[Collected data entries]
- - - -

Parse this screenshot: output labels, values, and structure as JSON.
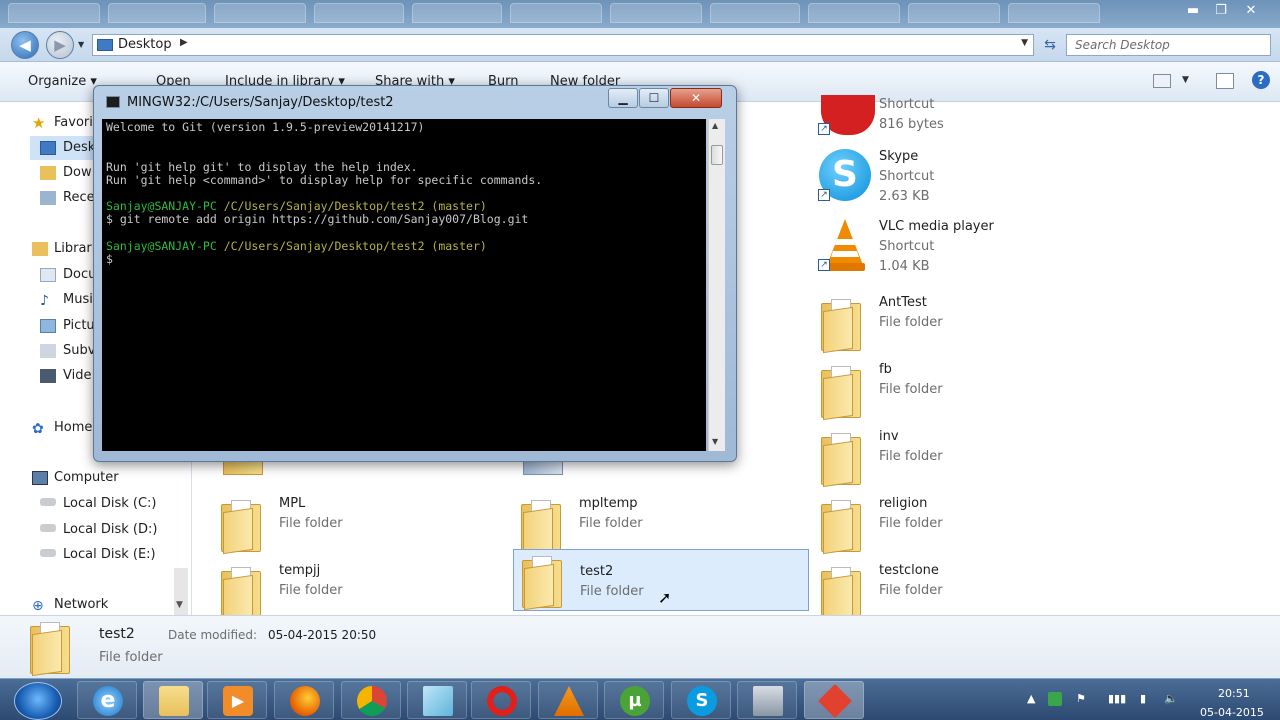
{
  "explorer": {
    "address": {
      "location": "Desktop"
    },
    "search_placeholder": "Search Desktop",
    "commands": [
      "Organize ▾",
      "Open",
      "Include in library ▾",
      "Share with ▾",
      "Burn",
      "New folder"
    ]
  },
  "nav": {
    "favorites": "Favori",
    "desktop": "Desk",
    "downloads": "Dow",
    "recent": "Rece",
    "libraries": "Librari",
    "documents": "Docu",
    "music": "Musi",
    "pictures": "Pictu",
    "subversion": "Subv",
    "videos": "Vide",
    "homegroup": "Home",
    "computer": "Computer",
    "disk_c": "Local Disk (C:)",
    "disk_d": "Local Disk (D:)",
    "disk_e": "Local Disk (E:)",
    "network": "Network"
  },
  "files": {
    "shortcut1": {
      "type": "Shortcut",
      "size": "816 bytes"
    },
    "skype": {
      "name": "Skype",
      "type": "Shortcut",
      "size": "2.63 KB"
    },
    "vlc": {
      "name": "VLC media player",
      "type": "Shortcut",
      "size": "1.04 KB"
    },
    "anttest": {
      "name": "AntTest",
      "type": "File folder"
    },
    "fb": {
      "name": "fb",
      "type": "File folder"
    },
    "inv": {
      "name": "inv",
      "type": "File folder"
    },
    "mpl": {
      "name": "MPL",
      "type": "File folder"
    },
    "mpltemp": {
      "name": "mpltemp",
      "type": "File folder"
    },
    "religion": {
      "name": "religion",
      "type": "File folder"
    },
    "tempjj": {
      "name": "tempjj",
      "type": "File folder"
    },
    "test2": {
      "name": "test2",
      "type": "File folder"
    },
    "testclone": {
      "name": "testclone",
      "type": "File folder"
    }
  },
  "details": {
    "name": "test2",
    "modified_label": "Date modified:",
    "modified_value": "05-04-2015 20:50",
    "type": "File folder"
  },
  "terminal": {
    "title": "MINGW32:/C/Users/Sanjay/Desktop/test2",
    "lines": {
      "welcome": "Welcome to Git (version 1.9.5-preview20141217)",
      "help1": "Run 'git help git' to display the help index.",
      "help2": "Run 'git help <command>' to display help for specific commands.",
      "prompt1_user": "Sanjay@SANJAY-PC",
      "prompt1_path": " /C/Users/Sanjay/Desktop/test2 (master)",
      "cmd1": "$ git remote add origin https://github.com/Sanjay007/Blog.git",
      "prompt2_user": "Sanjay@SANJAY-PC",
      "prompt2_path": " /C/Users/Sanjay/Desktop/test2 (master)",
      "cursor": "$"
    }
  },
  "taskbar": {
    "time": "20:51",
    "date": "05-04-2015",
    "apps": [
      "internet-explorer",
      "file-explorer",
      "media-player",
      "firefox",
      "chrome",
      "notepad",
      "opera",
      "vlc",
      "utorrent",
      "skype",
      "desktop-app",
      "git-bash"
    ]
  },
  "colors": {
    "console_bg": "#000000",
    "prompt_green": "#2dbb3a",
    "prompt_path": "#b6b23c",
    "selection": "#dcecfc"
  }
}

- - - -

[Your objective]
Take the listing above and restate it word for word, without its pictures.

[Finished task]
Parse this screenshot: output labels, values, and structure as JSON.
{
  "explorer": {
    "address": {
      "location": "Desktop"
    },
    "search_placeholder": "Search Desktop",
    "commands": [
      "Organize ▾",
      "Open",
      "Include in library ▾",
      "Share with ▾",
      "Burn",
      "New folder"
    ]
  },
  "nav": {
    "favorites": "Favori",
    "desktop": "Desk",
    "downloads": "Dow",
    "recent": "Rece",
    "libraries": "Librari",
    "documents": "Docu",
    "music": "Musi",
    "pictures": "Pictu",
    "subversion": "Subv",
    "videos": "Vide",
    "homegroup": "Home",
    "computer": "Computer",
    "disk_c": "Local Disk (C:)",
    "disk_d": "Local Disk (D:)",
    "disk_e": "Local Disk (E:)",
    "network": "Network"
  },
  "files": {
    "shortcut1": {
      "type": "Shortcut",
      "size": "816 bytes"
    },
    "skype": {
      "name": "Skype",
      "type": "Shortcut",
      "size": "2.63 KB"
    },
    "vlc": {
      "name": "VLC media player",
      "type": "Shortcut",
      "size": "1.04 KB"
    },
    "anttest": {
      "name": "AntTest",
      "type": "File folder"
    },
    "fb": {
      "name": "fb",
      "type": "File folder"
    },
    "inv": {
      "name": "inv",
      "type": "File folder"
    },
    "mpl": {
      "name": "MPL",
      "type": "File folder"
    },
    "mpltemp": {
      "name": "mpltemp",
      "type": "File folder"
    },
    "religion": {
      "name": "religion",
      "type": "File folder"
    },
    "tempjj": {
      "name": "tempjj",
      "type": "File folder"
    },
    "test2": {
      "name": "test2",
      "type": "File folder"
    },
    "testclone": {
      "name": "testclone",
      "type": "File folder"
    }
  },
  "details": {
    "name": "test2",
    "modified_label": "Date modified:",
    "modified_value": "05-04-2015 20:50",
    "type": "File folder"
  },
  "terminal": {
    "title": "MINGW32:/C/Users/Sanjay/Desktop/test2",
    "lines": {
      "welcome": "Welcome to Git (version 1.9.5-preview20141217)",
      "help1": "Run 'git help git' to display the help index.",
      "help2": "Run 'git help <command>' to display help for specific commands.",
      "prompt1_user": "Sanjay@SANJAY-PC",
      "prompt1_path": " /C/Users/Sanjay/Desktop/test2 (master)",
      "cmd1": "$ git remote add origin https://github.com/Sanjay007/Blog.git",
      "prompt2_user": "Sanjay@SANJAY-PC",
      "prompt2_path": " /C/Users/Sanjay/Desktop/test2 (master)",
      "cursor": "$"
    }
  },
  "taskbar": {
    "time": "20:51",
    "date": "05-04-2015",
    "apps": [
      "internet-explorer",
      "file-explorer",
      "media-player",
      "firefox",
      "chrome",
      "notepad",
      "opera",
      "vlc",
      "utorrent",
      "skype",
      "desktop-app",
      "git-bash"
    ]
  },
  "colors": {
    "console_bg": "#000000",
    "prompt_green": "#2dbb3a",
    "prompt_path": "#b6b23c",
    "selection": "#dcecfc"
  }
}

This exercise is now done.